— start STORED ROWS —

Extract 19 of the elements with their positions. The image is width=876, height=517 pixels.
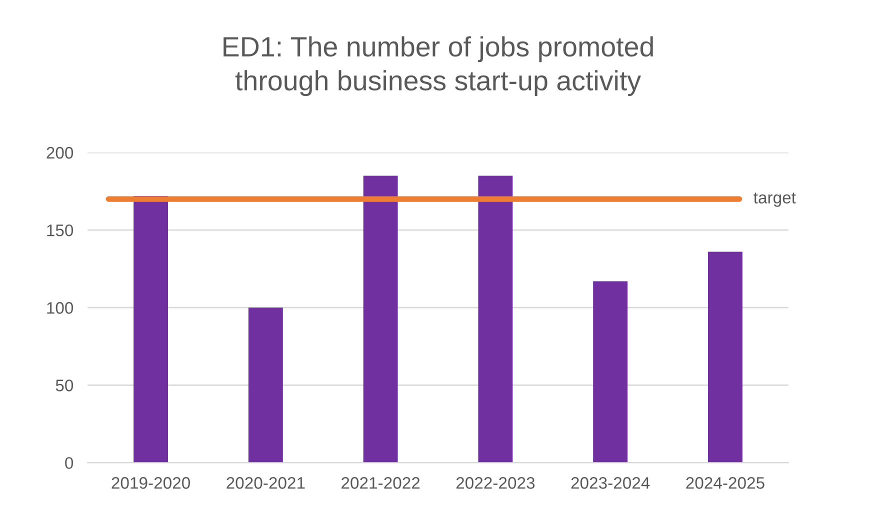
chart-title: ED1: The number of jobs promoted through business start-up activity [224, 36, 653, 96]
bar [134, 196, 168, 463]
bar [593, 281, 628, 463]
y-tick-label: 100 [47, 302, 74, 314]
x-tick-label: 2023-2024 [571, 477, 650, 489]
x-tick-label: 2024-2025 [686, 477, 764, 489]
bar [708, 252, 742, 463]
x-tick-label: 2019-2020 [112, 477, 190, 489]
y-tick-label: 150 [47, 224, 74, 236]
y-tick-label: 0 [65, 457, 74, 469]
x-tick-label: 2022-2023 [456, 477, 535, 489]
ref-line-label: target [754, 192, 796, 207]
y-tick-label: 200 [46, 146, 74, 159]
x-tick-label: 2021-2022 [342, 477, 420, 489]
bar [363, 176, 398, 463]
bar [248, 308, 283, 463]
bar [478, 176, 513, 463]
y-tick-label: 50 [56, 380, 74, 392]
x-tick-label: 2020-2021 [226, 477, 305, 489]
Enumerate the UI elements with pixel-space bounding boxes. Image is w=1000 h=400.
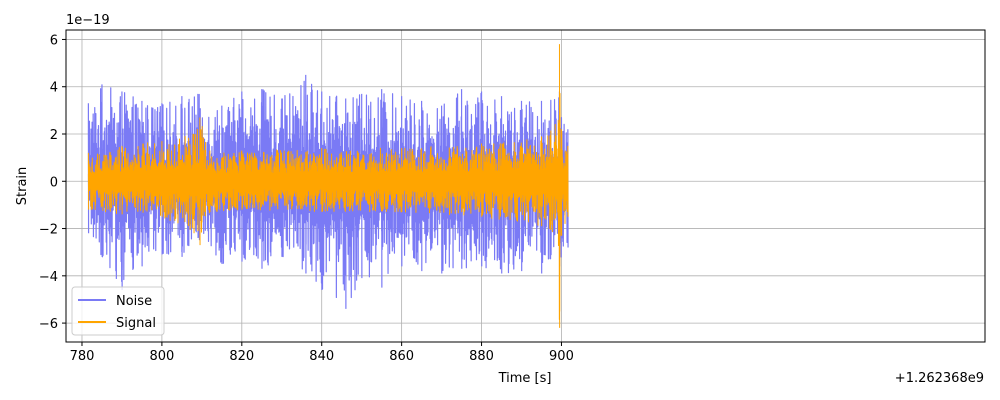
y-tick-label: 2 [50,128,58,143]
series-layer [87,44,569,328]
x-tick-label: 900 [549,349,574,364]
y-tick-label: −4 [39,270,58,285]
legend-label-noise: Noise [116,294,152,309]
y-axis-label: Strain [15,167,30,206]
y-tick-label: −2 [39,223,58,238]
x-tick-label: 780 [70,349,95,364]
ticks: 780 800 820 840 860 880 900 −6 −4 −2 0 2 4 6 [39,33,574,364]
legend: Noise Signal [71,286,165,336]
x-tick-label: 860 [389,349,414,364]
y-tick-label: 0 [50,175,58,190]
x-tick-label: 820 [229,349,254,364]
x-tick-label: 840 [309,349,334,364]
x-tick-label: 800 [149,349,174,364]
x-axis-label: Time [s] [498,371,552,386]
y-tick-label: −6 [39,317,58,332]
series-line-signal [87,44,569,328]
y-exponent-label: 1e−19 [66,13,110,28]
x-tick-label: 880 [469,349,494,364]
legend-label-signal: Signal [116,316,156,331]
y-tick-label: 4 [50,81,58,96]
axes-frame [65,29,986,343]
x-offset-label: +1.262368e9 [895,371,984,386]
y-tick-label: 6 [50,33,58,48]
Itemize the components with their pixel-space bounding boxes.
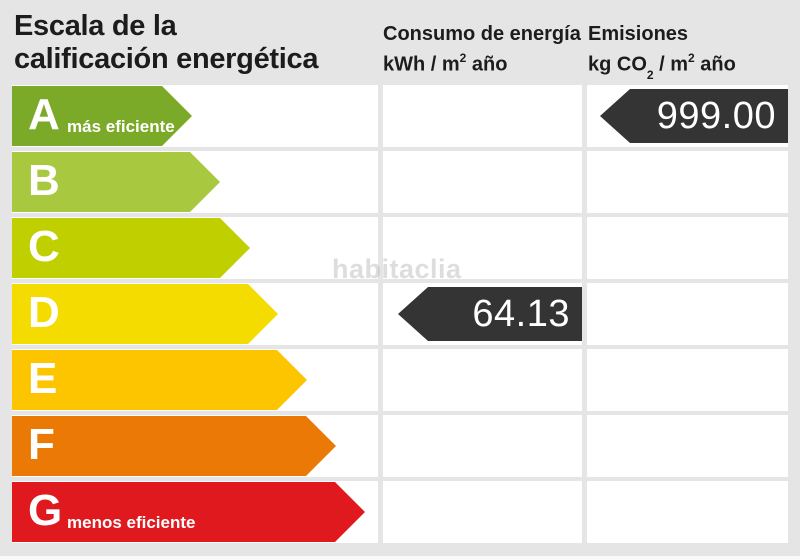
rating-row-g: G menos eficiente [0,481,800,543]
consumption-cell: 64.13 [383,283,582,345]
scale-cell: A más eficiente [12,85,378,147]
consumption-header-unit: kWh / m2 año [383,51,508,76]
rating-letter: B [28,156,60,205]
rating-letter: A [28,90,60,139]
column-header-emissions: Emisiones kg CO2 / m2 año [588,22,736,85]
consumption-value: 64.13 [472,292,570,335]
page-title-line1: Escala de la [14,10,177,42]
rating-arrow-b: B [12,152,220,212]
rating-row-d: D 64.13 [0,283,800,345]
consumption-cell [383,85,582,147]
scale-cell: B [12,151,378,213]
emissions-cell: 999.00 [587,85,788,147]
rating-arrow-f: F [12,416,336,476]
rating-row-b: B [0,151,800,213]
rating-letter: E [28,354,58,403]
column-header-consumption: Consumo de energía kWh / m2 año [383,22,581,78]
consumption-header-name: Consumo de energía [383,23,581,45]
emissions-cell [587,151,788,213]
consumption-cell [383,151,582,213]
page-title-line2: calificación energética [14,43,319,75]
rating-arrow-e: E [12,350,307,410]
rating-row-e: E [0,349,800,411]
scale-cell: D [12,283,378,345]
consumption-value-arrow: 64.13 [398,287,582,341]
rating-letter: C [28,222,60,271]
rating-annotation: menos eficiente [67,513,196,532]
consumption-cell [383,217,582,279]
emissions-value: 999.00 [656,94,776,137]
emissions-cell [587,283,788,345]
emissions-header-name: Emisiones [588,23,689,45]
scale-cell: C [12,217,378,279]
emissions-cell [587,481,788,543]
consumption-cell [383,349,582,411]
rating-arrow-d: D [12,284,278,344]
page-title: Escala de la calificación energética [14,10,318,76]
rating-row-f: F [0,415,800,477]
scale-cell: F [12,415,378,477]
emissions-cell [587,217,788,279]
rating-arrow-a: A más eficiente [12,86,192,146]
consumption-cell [383,415,582,477]
rating-arrow-c: C [12,218,250,278]
emissions-cell [587,415,788,477]
rating-letter: D [28,288,60,337]
emissions-header-unit: kg CO2 / m2 año [588,51,736,82]
emissions-value-arrow: 999.00 [600,89,788,143]
scale-cell: E [12,349,378,411]
bottom-edge-strip [0,556,800,560]
consumption-cell [383,481,582,543]
rating-row-a: A más eficiente 999.00 [0,85,800,147]
rating-annotation: más eficiente [67,117,175,136]
rating-arrow-g: G menos eficiente [12,482,365,542]
rating-row-c: C [0,217,800,279]
emissions-cell [587,349,788,411]
rating-letter: G [28,486,63,535]
rating-letter: F [28,420,55,469]
scale-cell: G menos eficiente [12,481,378,543]
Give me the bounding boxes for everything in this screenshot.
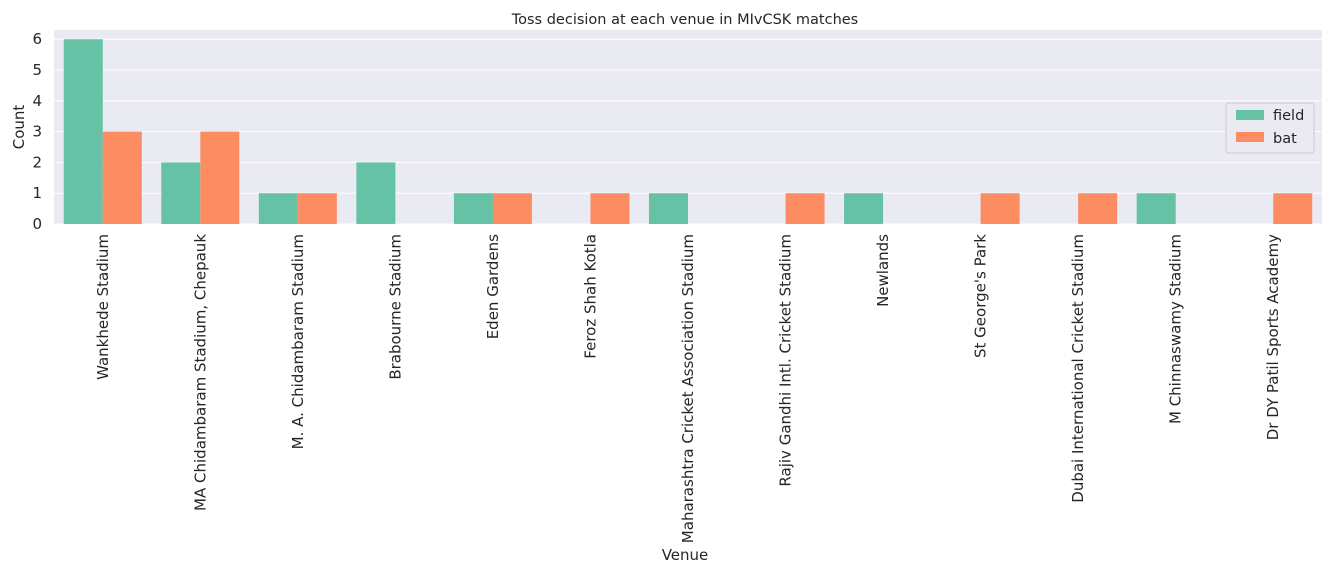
- x-tick-label: M. A. Chidambaram Stadium: [289, 234, 307, 449]
- x-tick-label: Dr DY Patil Sports Academy: [1264, 234, 1282, 440]
- x-tick-label: Rajiv Gandhi Intl. Cricket Stadium: [777, 234, 795, 487]
- bar-bat: [1078, 193, 1118, 224]
- bar-field: [258, 193, 298, 224]
- legend-label-field: field: [1273, 108, 1304, 124]
- bar-field: [356, 162, 396, 224]
- y-tick-label: 6: [32, 30, 42, 48]
- bar-bat: [1273, 193, 1313, 224]
- bar-bat: [297, 193, 337, 224]
- plot-background: [54, 30, 1322, 224]
- chart-title: Toss decision at each venue in MIvCSK ma…: [511, 12, 859, 28]
- x-tick-label: Brabourne Stadium: [386, 234, 404, 380]
- y-tick-label: 2: [32, 153, 42, 171]
- y-ticks: 0 1 2 3 4 5 6: [32, 30, 42, 233]
- x-tick-label: Feroz Shah Kotla: [581, 234, 599, 359]
- x-tick-label: Eden Gardens: [484, 234, 502, 339]
- x-tick-label: Maharashtra Cricket Association Stadium: [679, 234, 697, 543]
- legend-swatch-bat: [1236, 132, 1264, 142]
- x-ticks: Wankhede Stadium MA Chidambaram Stadium, …: [94, 234, 1282, 543]
- y-axis-label: Count: [10, 105, 28, 150]
- x-tick-label: Newlands: [874, 234, 892, 307]
- x-tick-label: Dubai International Cricket Stadium: [1069, 234, 1087, 503]
- bar-field: [453, 193, 493, 224]
- legend-swatch-field: [1236, 110, 1264, 120]
- y-tick-label: 1: [32, 184, 42, 202]
- bar-bat: [200, 131, 240, 224]
- bar-field: [844, 193, 884, 224]
- bars: [63, 39, 1313, 224]
- bar-field: [1136, 193, 1176, 224]
- bar-bat: [492, 193, 532, 224]
- y-tick-label: 4: [32, 92, 42, 110]
- x-tick-label: M Chinnaswamy Stadium: [1167, 234, 1185, 424]
- bar-bat: [102, 131, 142, 224]
- bar-bat: [590, 193, 630, 224]
- x-tick-label: Wankhede Stadium: [94, 234, 112, 380]
- y-tick-label: 0: [32, 215, 42, 233]
- bar-bat: [785, 193, 825, 224]
- x-axis-label: Venue: [662, 546, 709, 564]
- bar-field: [161, 162, 201, 224]
- legend-label-bat: bat: [1273, 131, 1297, 147]
- x-tick-label: MA Chidambaram Stadium, Chepauk: [191, 234, 209, 511]
- legend: field bat: [1225, 102, 1315, 154]
- y-tick-label: 5: [32, 61, 42, 79]
- y-tick-label: 3: [32, 123, 42, 141]
- x-tick-label: St George's Park: [972, 234, 990, 358]
- bar-bat: [980, 193, 1020, 224]
- bar-field: [648, 193, 688, 224]
- bar-field: [63, 39, 103, 224]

— end STORED ROWS —

__TASK TO COMPLETE__.
Can you rewrite everything from the line containing "chart-title: ED1: The" down to the line containing "ref-line-label: target [754, 192, 796, 207]" in the items above as a Markdown table with columns named Row and Line, skipping blank lines?

__COMPLETED TASK__.
| Row | Line |
|---|---|
| 1 | chart-title: ED1: The number of jobs promoted through business start-up activity [224, 36, 653, 96] |
| 2 | bar [134, 196, 168, 463] |
| 3 | bar [593, 281, 628, 463] |
| 4 | y-tick-label: 100 [47, 302, 74, 314] |
| 5 | x-tick-label: 2023-2024 [571, 477, 650, 489] |
| 6 | x-tick-label: 2024-2025 [686, 477, 764, 489] |
| 7 | bar [708, 252, 742, 463] |
| 8 | x-tick-label: 2019-2020 [112, 477, 190, 489] |
| 9 | y-tick-label: 150 [47, 224, 74, 236] |
| 10 | y-tick-label: 0 [65, 457, 74, 469] |
| 11 | x-tick-label: 2022-2023 [456, 477, 535, 489] |
| 12 | ref-line-label: target [754, 192, 796, 207] |